◆ **Exercise task**:
Find the string "problems" in the entries and copy each line that has it.

** start of Provided information **

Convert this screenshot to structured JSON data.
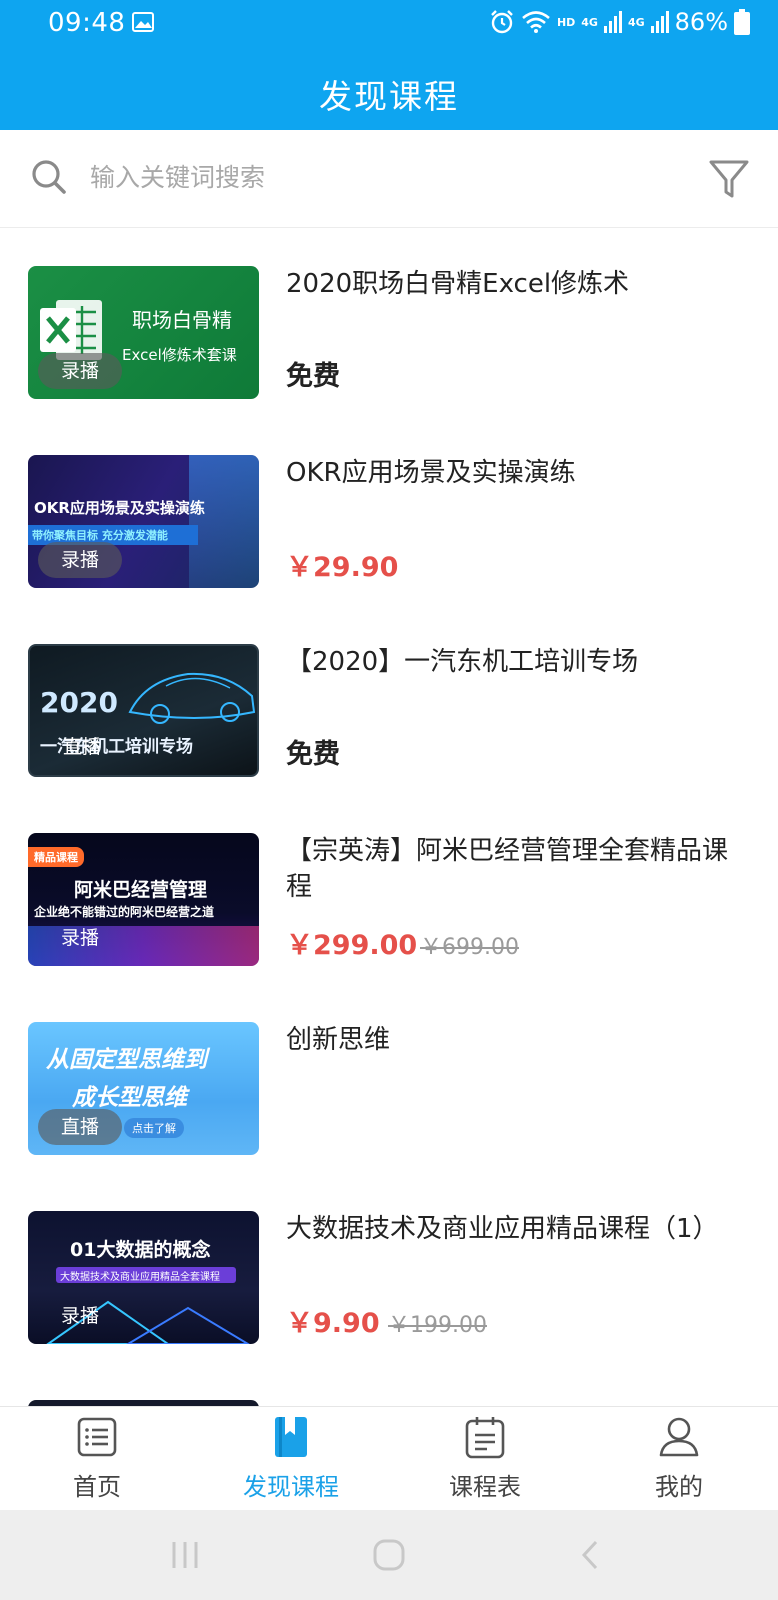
{
  "status_bar": {
    "time": "09:48",
    "hd": "HD",
    "net1": "4G",
    "net2": "4G",
    "battery": "86%"
  },
  "app_bar": {
    "title": "发现课程"
  },
  "search": {
    "placeholder": "输入关键词搜索"
  },
  "courses": [
    {
      "title": "2020职场白骨精Excel修炼术",
      "thumb_line1": "职场白骨精",
      "thumb_line2": "Excel修炼术套课",
      "badge": "录播",
      "price": "免费",
      "price_type": "free"
    },
    {
      "title": "OKR应用场景及实操演练",
      "thumb_line1": "OKR应用场景及实操演练",
      "thumb_line2": "带你聚焦目标 充分激发潜能",
      "badge": "录播",
      "price": "￥29.90",
      "price_type": "paid"
    },
    {
      "title": "【2020】一汽东机工培训专场",
      "thumb_line1": "2020",
      "thumb_line2": "一汽东机工培训专场",
      "badge": "直播",
      "price": "免费",
      "price_type": "free"
    },
    {
      "title": "【宗英涛】阿米巴经营管理全套精品课程",
      "thumb_tag": "精品课程",
      "thumb_line1": "阿米巴经营管理",
      "thumb_line2": "企业绝不能错过的阿米巴经营之道",
      "badge": "录播",
      "price": "￥299.00",
      "original_price": "￥699.00",
      "price_type": "paid"
    },
    {
      "title": "创新思维",
      "thumb_line1": "从固定型思维到",
      "thumb_line2": "成长型思维",
      "thumb_line3": "点击了解",
      "badge": "直播"
    },
    {
      "title": "大数据技术及商业应用精品课程（1）",
      "thumb_line1": "01大数据的概念",
      "thumb_line2": "大数据技术及商业应用精品全套课程",
      "badge": "录播",
      "price": "￥9.90",
      "original_price": "￥199.00",
      "price_type": "paid"
    }
  ],
  "bottom_nav": [
    {
      "label": "首页",
      "icon": "home-list-icon",
      "active": false
    },
    {
      "label": "发现课程",
      "icon": "bookmark-book-icon",
      "active": true
    },
    {
      "label": "课程表",
      "icon": "calendar-icon",
      "active": false
    },
    {
      "label": "我的",
      "icon": "user-icon",
      "active": false
    }
  ],
  "colors": {
    "primary": "#0ea5f0",
    "price_red": "#e5504a",
    "active_tab": "#1aa1e8"
  }
}
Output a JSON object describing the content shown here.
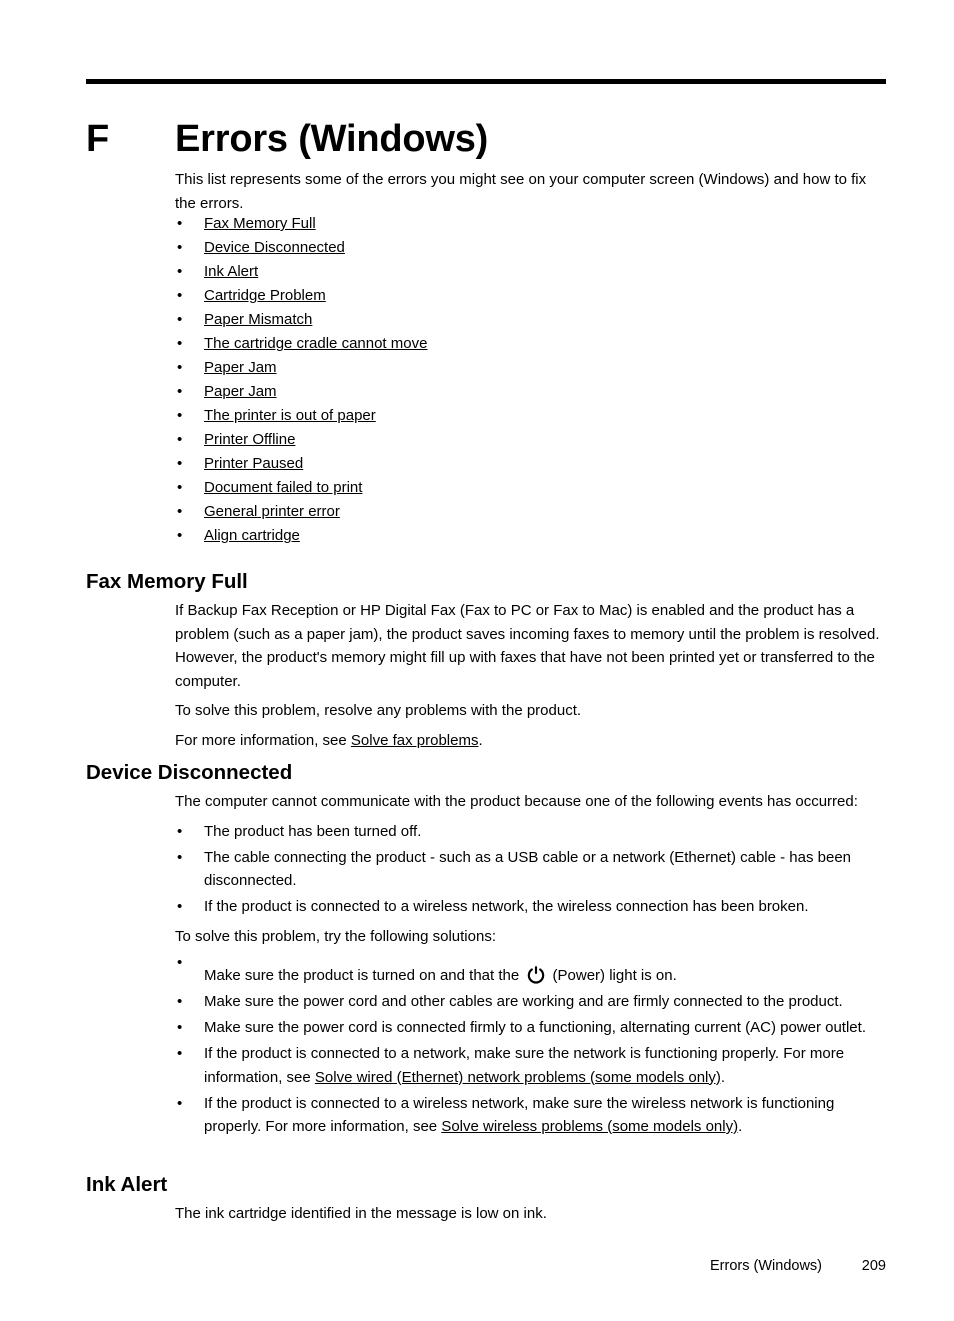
{
  "chapter": {
    "letter": "F",
    "title": "Errors (Windows)"
  },
  "intro": {
    "paragraph": "This list represents some of the errors you might see on your computer screen (Windows) and how to fix the errors.",
    "links": [
      "Fax Memory Full",
      "Device Disconnected",
      "Ink Alert",
      "Cartridge Problem",
      "Paper Mismatch",
      "The cartridge cradle cannot move",
      "Paper Jam",
      "Paper Jam",
      "The printer is out of paper",
      "Printer Offline",
      "Printer Paused",
      "Document failed to print",
      "General printer error",
      "Align cartridge"
    ]
  },
  "sections": {
    "fax_memory_full": {
      "heading": "Fax Memory Full",
      "paragraph1": "If Backup Fax Reception or HP Digital Fax (Fax to PC or Fax to Mac) is enabled and the product has a problem (such as a paper jam), the product saves incoming faxes to memory until the problem is resolved. However, the product's memory might fill up with faxes that have not been printed yet or transferred to the computer.",
      "paragraph2": "To solve this problem, resolve any problems with the product.",
      "paragraph3_prefix": "For more information, see ",
      "paragraph3_link": "Solve fax problems",
      "paragraph3_suffix": "."
    },
    "device_disconnected": {
      "heading": "Device Disconnected",
      "intro": "The computer cannot communicate with the product because one of the following events has occurred:",
      "causes": [
        "The product has been turned off.",
        "The cable connecting the product - such as a USB cable or a network (Ethernet) cable - has been disconnected.",
        "If the product is connected to a wireless network, the wireless connection has been broken."
      ],
      "solutions_intro": "To solve this problem, try the following solutions:",
      "solution1_before_icon": "Make sure the product is turned on and that the ",
      "solution1_after_icon": " (Power) light is on.",
      "solution2": "Make sure the power cord and other cables are working and are firmly connected to the product.",
      "solution3": "Make sure the power cord is connected firmly to a functioning, alternating current (AC) power outlet.",
      "solution4_prefix": "If the product is connected to a network, make sure the network is functioning properly. For more information, see ",
      "solution4_link": "Solve wired (Ethernet) network problems (some models only)",
      "solution4_suffix": ".",
      "solution5_prefix": "If the product is connected to a wireless network, make sure the wireless network is functioning properly. For more information, see ",
      "solution5_link": "Solve wireless problems (some models only)",
      "solution5_suffix": "."
    },
    "ink_alert": {
      "heading": "Ink Alert",
      "paragraph": "The ink cartridge identified in the message is low on ink."
    }
  },
  "icons": {
    "power": "power-icon"
  },
  "bullet_glyph": "•",
  "footer": {
    "title": "Errors (Windows)",
    "page": "209"
  }
}
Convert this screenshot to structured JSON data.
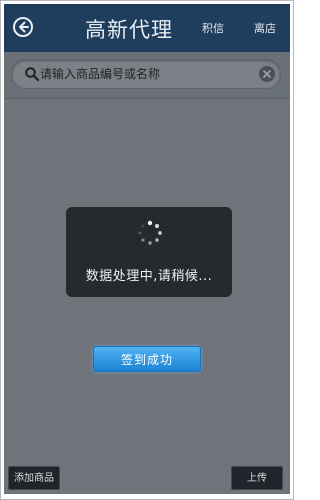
{
  "header": {
    "title": "高新代理",
    "link_one": "积信",
    "link_two": "离店",
    "back_icon": "back-arrow-icon"
  },
  "search": {
    "placeholder": "请输入商品编号或名称",
    "value": ""
  },
  "loading": {
    "message": "数据处理中,请稍候..."
  },
  "toast": {
    "label": "签到成功"
  },
  "bottom": {
    "left_label": "添加商品",
    "right_label": "上传"
  },
  "colors": {
    "header_bg": "#1f3d5c",
    "overlay_bg": "#6f747b",
    "dialog_bg": "#26292d",
    "accent": "#1d84d4"
  }
}
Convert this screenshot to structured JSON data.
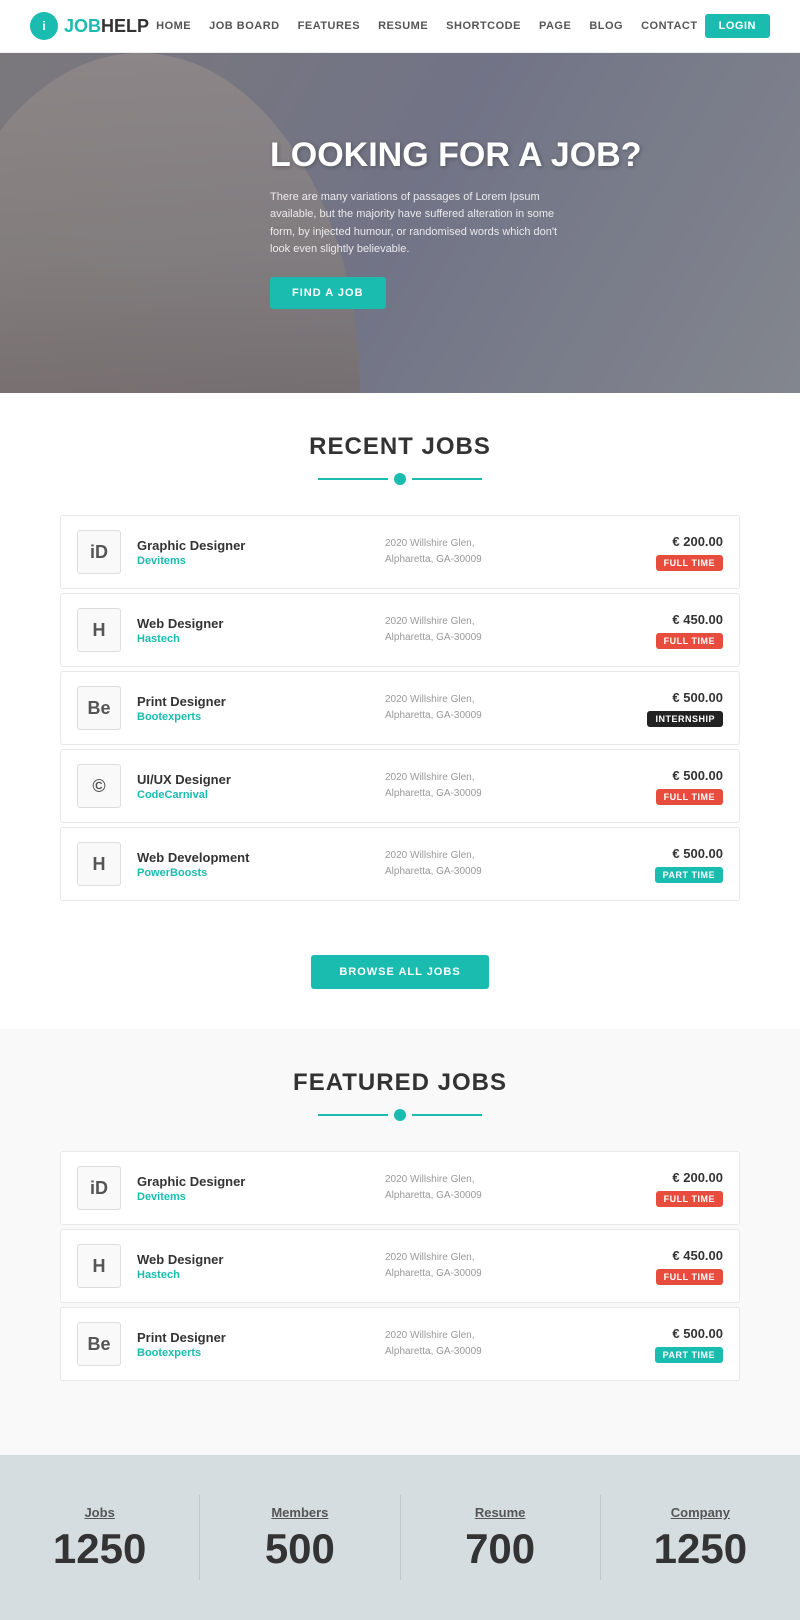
{
  "nav": {
    "logo_text_main": "JOB",
    "logo_text_accent": "HELP",
    "links": [
      "HOME",
      "JOB BOARD",
      "FEATURES",
      "RESUME",
      "SHORTCODE",
      "PAGE",
      "BLOG",
      "CONTACT"
    ],
    "login_label": "LOGIN"
  },
  "hero": {
    "title": "LOOKING FOR A JOB?",
    "subtitle": "There are many variations of passages of Lorem Ipsum available, but the majority have suffered alteration in some form, by injected humour, or randomised words which don't look even slightly believable.",
    "cta_label": "FIND A JOB"
  },
  "recent_jobs": {
    "section_title": "RECENT JOBS",
    "jobs": [
      {
        "icon": "iD",
        "title": "Graphic Designer",
        "company": "Devitems",
        "location": "2020 Willshire Glen, Alpharetta, GA-30009",
        "salary": "€ 200.00",
        "badge": "FULL TIME",
        "badge_type": "fulltime"
      },
      {
        "icon": "H",
        "title": "Web Designer",
        "company": "Hastech",
        "location": "2020 Willshire Glen, Alpharetta, GA-30009",
        "salary": "€ 450.00",
        "badge": "FULL TIME",
        "badge_type": "fulltime"
      },
      {
        "icon": "Be",
        "title": "Print Designer",
        "company": "Bootexperts",
        "location": "2020 Willshire Glen, Alpharetta, GA-30009",
        "salary": "€ 500.00",
        "badge": "INTERNSHIP",
        "badge_type": "internship"
      },
      {
        "icon": "©",
        "title": "UI/UX Designer",
        "company": "CodeCarnival",
        "location": "2020 Willshire Glen, Alpharetta, GA-30009",
        "salary": "€ 500.00",
        "badge": "FULL TIME",
        "badge_type": "fulltime"
      },
      {
        "icon": "H",
        "title": "Web Development",
        "company": "PowerBoosts",
        "location": "2020 Willshire Glen, Alpharetta, GA-30009",
        "salary": "€ 500.00",
        "badge": "PART TIME",
        "badge_type": "parttime"
      }
    ],
    "browse_label": "BROWSE ALL JOBS"
  },
  "featured_jobs": {
    "section_title": "FEATURED JOBS",
    "jobs": [
      {
        "icon": "iD",
        "title": "Graphic Designer",
        "company": "Devitems",
        "location": "2020 Willshire Glen, Alpharetta, GA-30009",
        "salary": "€ 200.00",
        "badge": "FULL TIME",
        "badge_type": "fulltime"
      },
      {
        "icon": "H",
        "title": "Web Designer",
        "company": "Hastech",
        "location": "2020 Willshire Glen, Alpharetta, GA-30009",
        "salary": "€ 450.00",
        "badge": "FULL TIME",
        "badge_type": "fulltime"
      },
      {
        "icon": "Be",
        "title": "Print Designer",
        "company": "Bootexperts",
        "location": "2020 Willshire Glen, Alpharetta, GA-30009",
        "salary": "€ 500.00",
        "badge": "PART TIME",
        "badge_type": "parttime"
      }
    ]
  },
  "stats": [
    {
      "label": "Jobs",
      "value": "1250"
    },
    {
      "label": "Members",
      "value": "500"
    },
    {
      "label": "Resume",
      "value": "700"
    },
    {
      "label": "Company",
      "value": "1250"
    }
  ]
}
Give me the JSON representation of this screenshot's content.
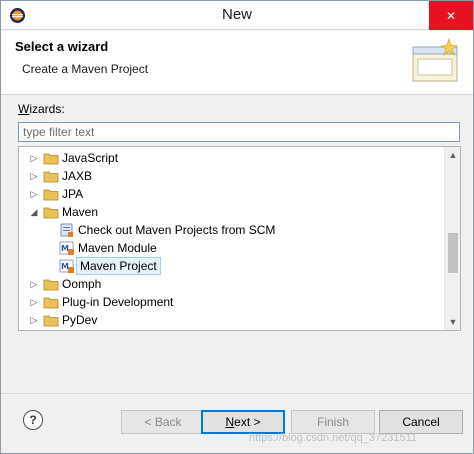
{
  "window": {
    "title": "New",
    "close_glyph": "✕"
  },
  "banner": {
    "title": "Select a wizard",
    "description": "Create a Maven Project"
  },
  "wizards": {
    "label_prefix": "W",
    "label_rest": "izards:",
    "filter_placeholder": "type filter text"
  },
  "tree": {
    "items": [
      {
        "label": "JavaScript",
        "icon": "folder-icon",
        "expanded": false
      },
      {
        "label": "JAXB",
        "icon": "folder-icon",
        "expanded": false
      },
      {
        "label": "JPA",
        "icon": "folder-icon",
        "expanded": false
      },
      {
        "label": "Maven",
        "icon": "folder-icon",
        "expanded": true
      },
      {
        "label": "Check out Maven Projects from SCM",
        "icon": "checkout-icon",
        "child": true
      },
      {
        "label": "Maven Module",
        "icon": "maven-module-icon",
        "child": true
      },
      {
        "label": "Maven Project",
        "icon": "maven-project-icon",
        "child": true,
        "selected": true
      },
      {
        "label": "Oomph",
        "icon": "folder-icon",
        "expanded": false
      },
      {
        "label": "Plug-in Development",
        "icon": "folder-icon",
        "expanded": false
      },
      {
        "label": "PyDev",
        "icon": "folder-icon",
        "expanded": false
      }
    ]
  },
  "buttons": {
    "help": "?",
    "back": "< Back",
    "next": "Next >",
    "finish": "Finish",
    "cancel": "Cancel"
  },
  "watermark": "https://blog.csdn.net/qq_37231511",
  "colors": {
    "selection_bg": "#e5f1fb",
    "selection_border": "#99d1ff",
    "close_red": "#e81123",
    "folder": "#e8c15a"
  }
}
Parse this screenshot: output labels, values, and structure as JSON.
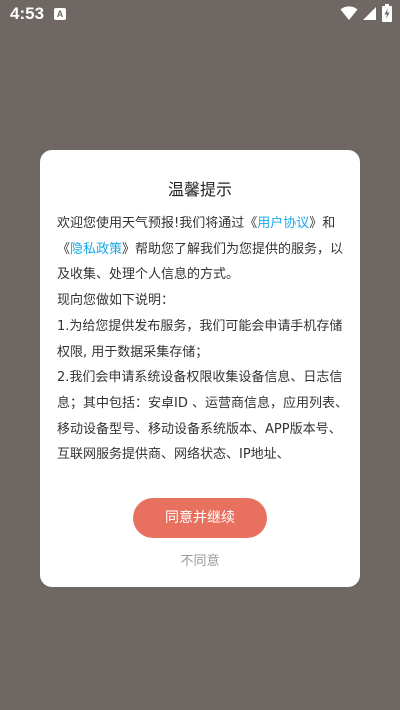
{
  "status_bar": {
    "time": "4:53",
    "notification_glyph": "A",
    "icons": [
      "wifi-icon",
      "signal-icon",
      "battery-charging-icon"
    ]
  },
  "dialog": {
    "title": "温馨提示",
    "body": {
      "p1_prefix": "欢迎您使用天气预报!我们将通过《",
      "user_agreement": "用户协议",
      "p1_mid": "》和《",
      "privacy_policy": "隐私政策",
      "p1_suffix": "》帮助您了解我们为您提供的服务，以及收集、处理个人信息的方式。",
      "p2": "现向您做如下说明：",
      "p3": "1.为给您提供发布服务，我们可能会申请手机存储权限, 用于数据采集存储；",
      "p4": "2.我们会申请系统设备权限收集设备信息、日志信息；其中包括：安卓ID 、运营商信息，应用列表、移动设备型号、移动设备系统版本、APP版本号、互联网服务提供商、网络状态、IP地址、"
    },
    "agree_label": "同意并继续",
    "disagree_label": "不同意"
  },
  "colors": {
    "overlay": "#6e6764",
    "link": "#1aa7e8",
    "primary_button": "#e8705f",
    "secondary_text": "#999999"
  }
}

** end of Provided information **

◆ **Result**:
      "paragraph2": "To solve this problem, resolve any problems with the product.",
      "paragraph3_link": "Solve fax problems",
      "solution4_link": "Solve wired (Ethernet) network problems (some models only)",
      "solution5_link": "Solve wireless problems (some models only)",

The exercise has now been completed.